§ Aim of the task: Collect the lines of the entries where "sera" shows up.

--- Start Listing ---

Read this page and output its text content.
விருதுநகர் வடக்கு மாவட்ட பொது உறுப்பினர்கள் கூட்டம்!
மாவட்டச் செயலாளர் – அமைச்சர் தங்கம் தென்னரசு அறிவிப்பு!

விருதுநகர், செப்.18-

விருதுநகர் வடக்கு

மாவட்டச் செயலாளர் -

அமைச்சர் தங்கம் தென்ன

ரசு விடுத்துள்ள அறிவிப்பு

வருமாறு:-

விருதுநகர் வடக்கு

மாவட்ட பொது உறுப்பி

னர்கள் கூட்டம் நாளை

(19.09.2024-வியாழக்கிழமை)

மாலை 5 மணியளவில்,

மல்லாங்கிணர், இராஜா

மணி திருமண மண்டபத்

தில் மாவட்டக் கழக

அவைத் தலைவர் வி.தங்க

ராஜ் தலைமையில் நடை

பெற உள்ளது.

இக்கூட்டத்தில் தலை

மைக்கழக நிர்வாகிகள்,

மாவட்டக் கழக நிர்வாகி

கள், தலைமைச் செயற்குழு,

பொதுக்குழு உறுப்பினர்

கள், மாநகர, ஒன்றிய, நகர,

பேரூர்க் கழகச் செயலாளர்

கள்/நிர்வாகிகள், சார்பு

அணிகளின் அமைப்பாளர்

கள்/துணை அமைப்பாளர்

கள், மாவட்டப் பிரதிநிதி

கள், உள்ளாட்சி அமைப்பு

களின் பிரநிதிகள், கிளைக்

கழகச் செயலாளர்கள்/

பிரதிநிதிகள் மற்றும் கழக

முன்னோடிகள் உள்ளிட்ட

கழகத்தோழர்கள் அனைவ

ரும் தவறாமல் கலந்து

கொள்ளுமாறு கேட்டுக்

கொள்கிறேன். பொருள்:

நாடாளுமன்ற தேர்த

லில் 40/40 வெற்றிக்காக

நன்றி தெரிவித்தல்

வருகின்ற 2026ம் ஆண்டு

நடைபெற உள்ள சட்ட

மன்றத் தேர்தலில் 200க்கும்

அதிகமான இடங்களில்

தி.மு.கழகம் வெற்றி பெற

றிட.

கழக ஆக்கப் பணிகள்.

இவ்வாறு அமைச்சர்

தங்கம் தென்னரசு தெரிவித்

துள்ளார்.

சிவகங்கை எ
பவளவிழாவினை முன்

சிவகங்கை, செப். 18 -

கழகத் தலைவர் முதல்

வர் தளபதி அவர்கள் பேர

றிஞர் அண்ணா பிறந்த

--- End Listing ---
--- Start Listing ---

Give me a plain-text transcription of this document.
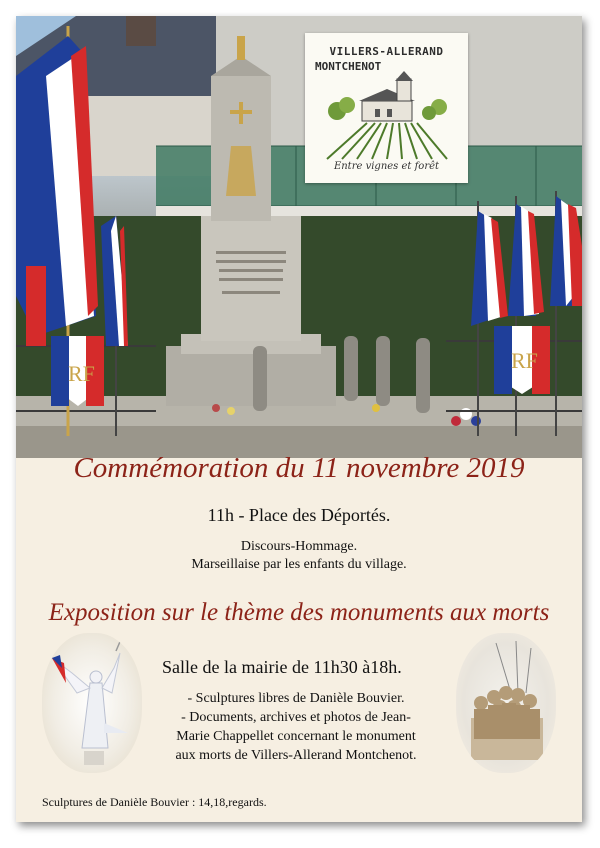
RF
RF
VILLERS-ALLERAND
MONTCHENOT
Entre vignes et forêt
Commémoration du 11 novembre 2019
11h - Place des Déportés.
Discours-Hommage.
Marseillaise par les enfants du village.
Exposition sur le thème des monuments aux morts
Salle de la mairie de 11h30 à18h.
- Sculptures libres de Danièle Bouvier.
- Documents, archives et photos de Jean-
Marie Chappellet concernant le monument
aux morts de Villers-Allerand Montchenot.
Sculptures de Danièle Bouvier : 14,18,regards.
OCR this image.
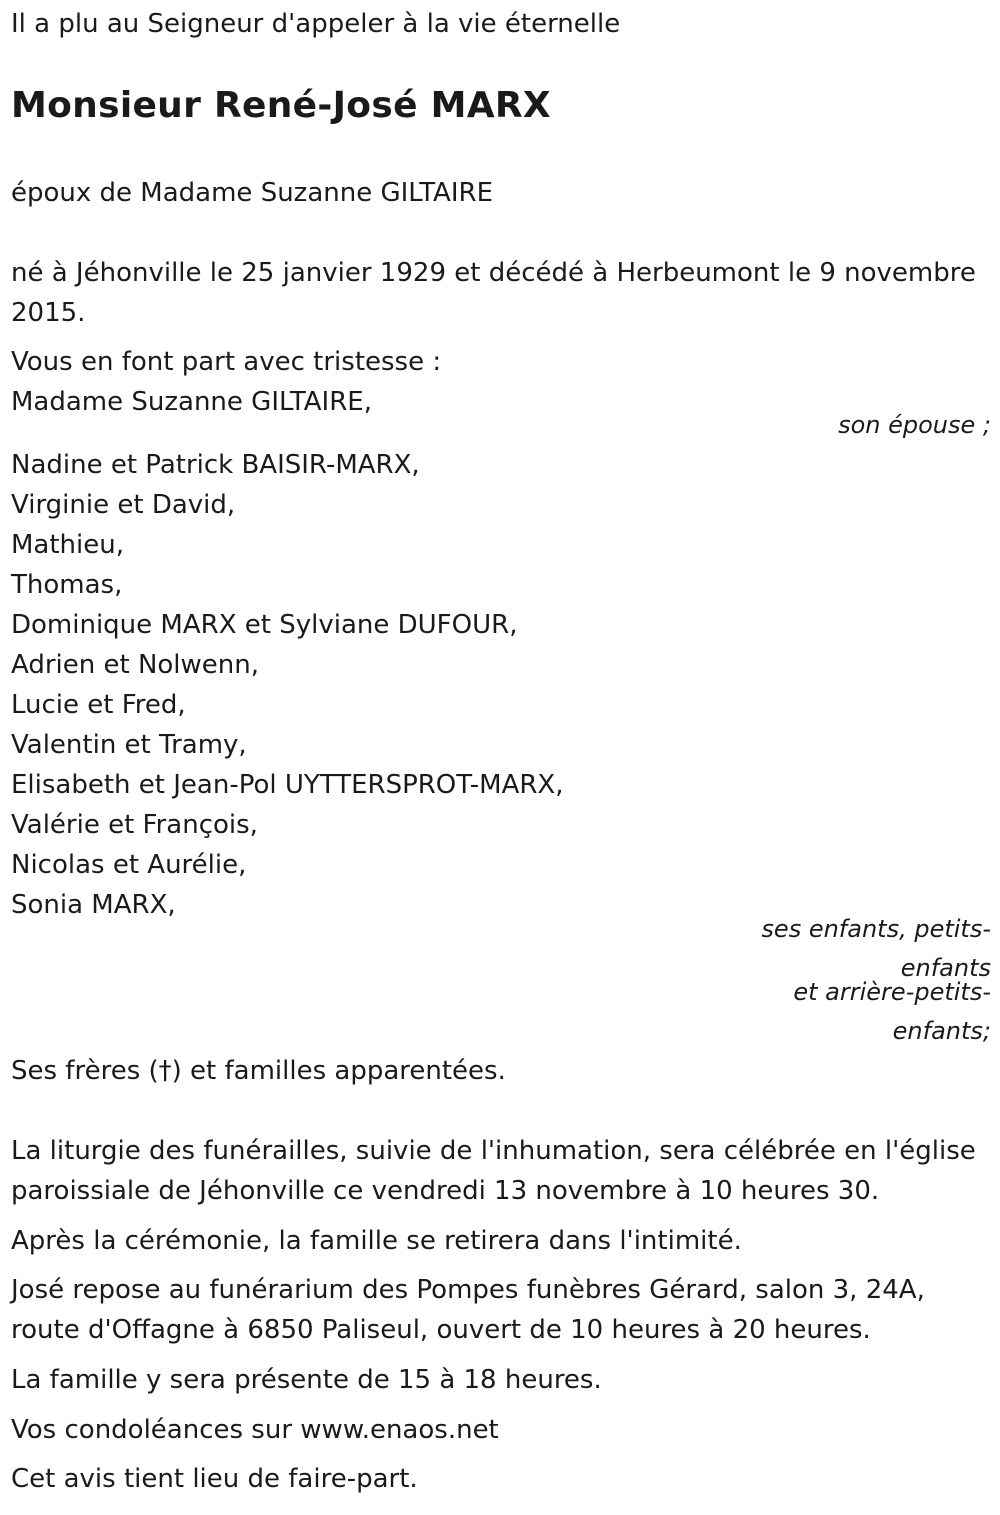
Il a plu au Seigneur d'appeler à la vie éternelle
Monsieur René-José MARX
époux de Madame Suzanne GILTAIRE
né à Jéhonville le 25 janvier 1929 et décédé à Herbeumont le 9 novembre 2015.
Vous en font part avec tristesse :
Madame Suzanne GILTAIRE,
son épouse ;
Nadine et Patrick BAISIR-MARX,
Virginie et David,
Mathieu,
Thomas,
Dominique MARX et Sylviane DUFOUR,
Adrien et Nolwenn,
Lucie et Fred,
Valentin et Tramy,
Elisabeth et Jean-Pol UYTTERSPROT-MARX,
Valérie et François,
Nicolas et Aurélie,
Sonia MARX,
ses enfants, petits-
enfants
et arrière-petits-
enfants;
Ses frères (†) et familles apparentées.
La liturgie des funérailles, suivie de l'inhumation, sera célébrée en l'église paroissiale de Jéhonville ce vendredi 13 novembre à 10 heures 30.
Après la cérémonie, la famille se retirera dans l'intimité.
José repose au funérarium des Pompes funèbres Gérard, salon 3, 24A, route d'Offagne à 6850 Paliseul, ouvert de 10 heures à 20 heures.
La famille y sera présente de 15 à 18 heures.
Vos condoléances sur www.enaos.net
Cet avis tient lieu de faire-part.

--- End Listing ---
--- Start Listing ---

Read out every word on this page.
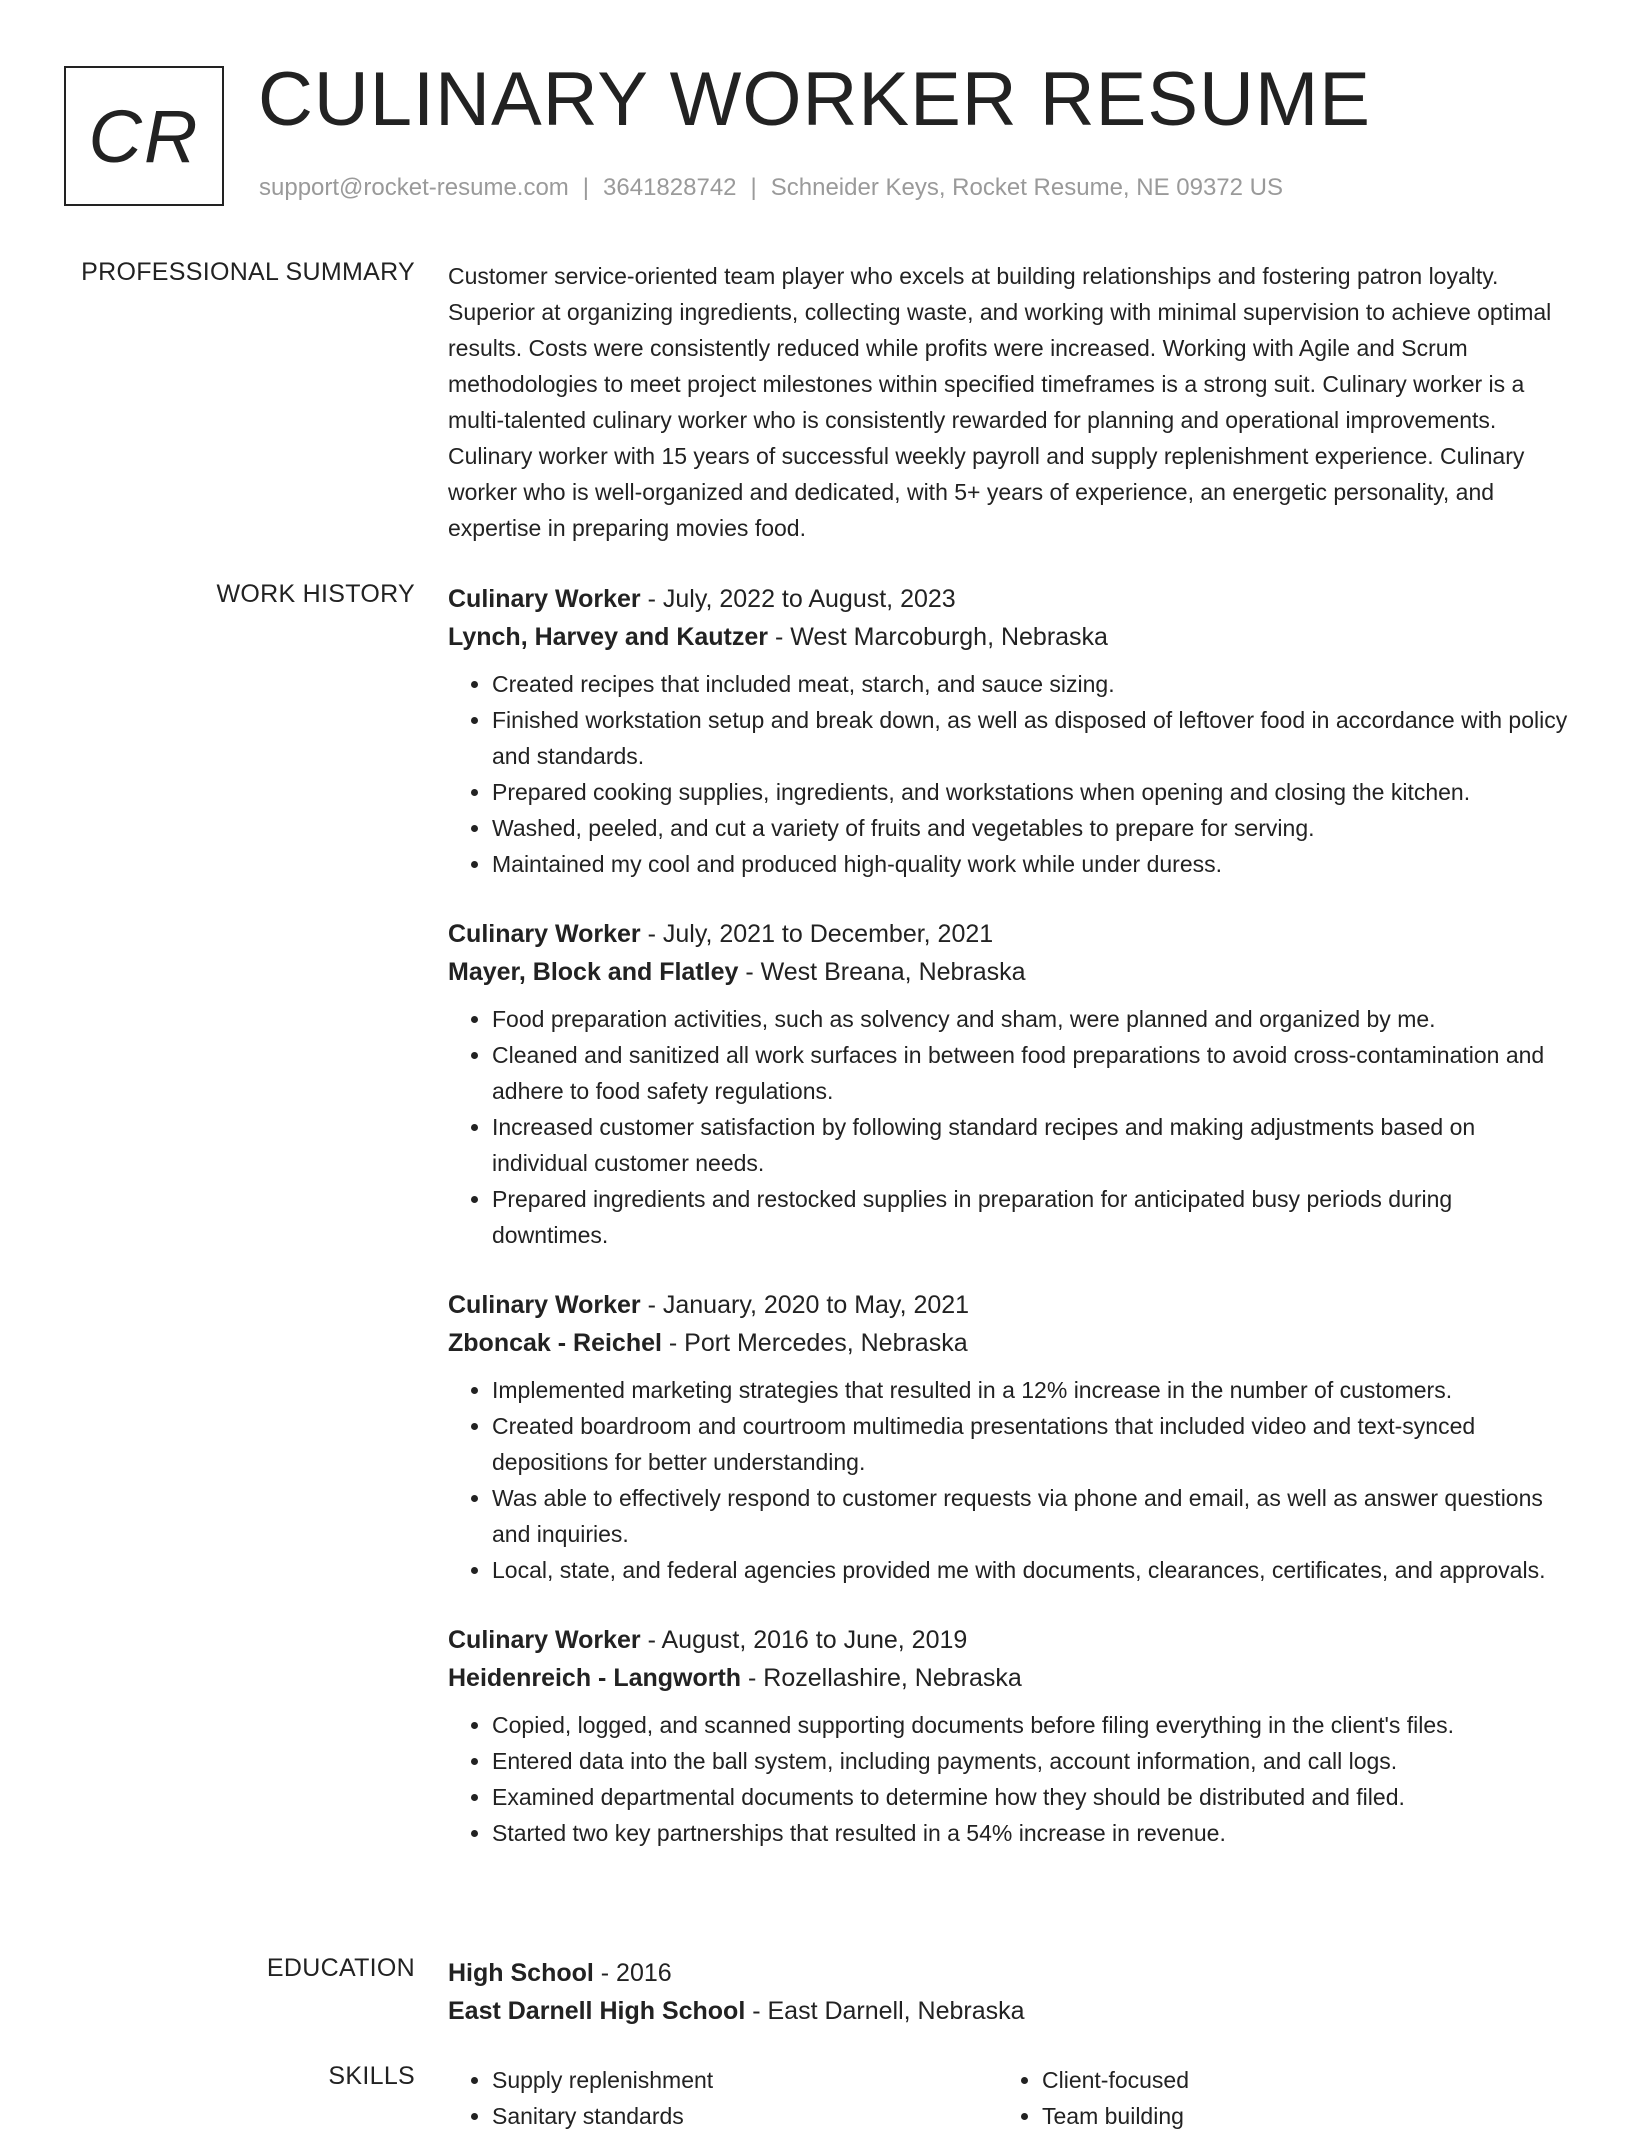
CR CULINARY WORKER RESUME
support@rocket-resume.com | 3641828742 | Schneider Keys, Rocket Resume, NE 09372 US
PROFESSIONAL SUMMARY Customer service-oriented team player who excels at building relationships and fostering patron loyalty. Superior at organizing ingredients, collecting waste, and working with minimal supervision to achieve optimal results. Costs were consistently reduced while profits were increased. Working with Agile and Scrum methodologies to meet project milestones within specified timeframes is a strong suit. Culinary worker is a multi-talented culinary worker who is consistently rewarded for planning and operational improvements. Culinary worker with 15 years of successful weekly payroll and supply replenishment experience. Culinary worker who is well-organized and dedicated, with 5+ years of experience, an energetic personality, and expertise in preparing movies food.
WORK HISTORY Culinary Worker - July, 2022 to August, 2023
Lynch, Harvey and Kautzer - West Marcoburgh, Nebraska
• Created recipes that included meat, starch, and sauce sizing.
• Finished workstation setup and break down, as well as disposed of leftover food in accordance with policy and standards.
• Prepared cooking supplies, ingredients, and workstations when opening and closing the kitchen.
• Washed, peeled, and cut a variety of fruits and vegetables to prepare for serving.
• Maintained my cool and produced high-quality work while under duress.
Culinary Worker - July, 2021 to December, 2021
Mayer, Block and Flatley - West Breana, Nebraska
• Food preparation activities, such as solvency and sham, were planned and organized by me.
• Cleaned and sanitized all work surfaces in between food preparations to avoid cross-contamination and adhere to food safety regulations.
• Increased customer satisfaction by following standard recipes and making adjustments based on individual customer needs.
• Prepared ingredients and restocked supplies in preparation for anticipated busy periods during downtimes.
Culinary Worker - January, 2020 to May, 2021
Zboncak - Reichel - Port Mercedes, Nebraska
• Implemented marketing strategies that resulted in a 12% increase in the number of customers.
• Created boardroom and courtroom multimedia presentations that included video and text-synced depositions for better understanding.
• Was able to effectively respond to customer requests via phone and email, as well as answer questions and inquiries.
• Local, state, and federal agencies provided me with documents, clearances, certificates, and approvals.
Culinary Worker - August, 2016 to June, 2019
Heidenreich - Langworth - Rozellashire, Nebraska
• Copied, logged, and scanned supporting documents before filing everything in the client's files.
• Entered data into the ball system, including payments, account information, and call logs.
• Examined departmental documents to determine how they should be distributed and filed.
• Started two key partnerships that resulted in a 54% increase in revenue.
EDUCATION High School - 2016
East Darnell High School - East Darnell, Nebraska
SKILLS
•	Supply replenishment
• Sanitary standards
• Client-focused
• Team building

--- End Listing ---

§ Correct output:
La liturgie des funérailles, suivie de l'inhumation, sera célébrée en l'église paroissiale de Jéhonville ce vendredi 13 novembre à 10 heures 30.
La famille y sera présente de 15 à 18 heures.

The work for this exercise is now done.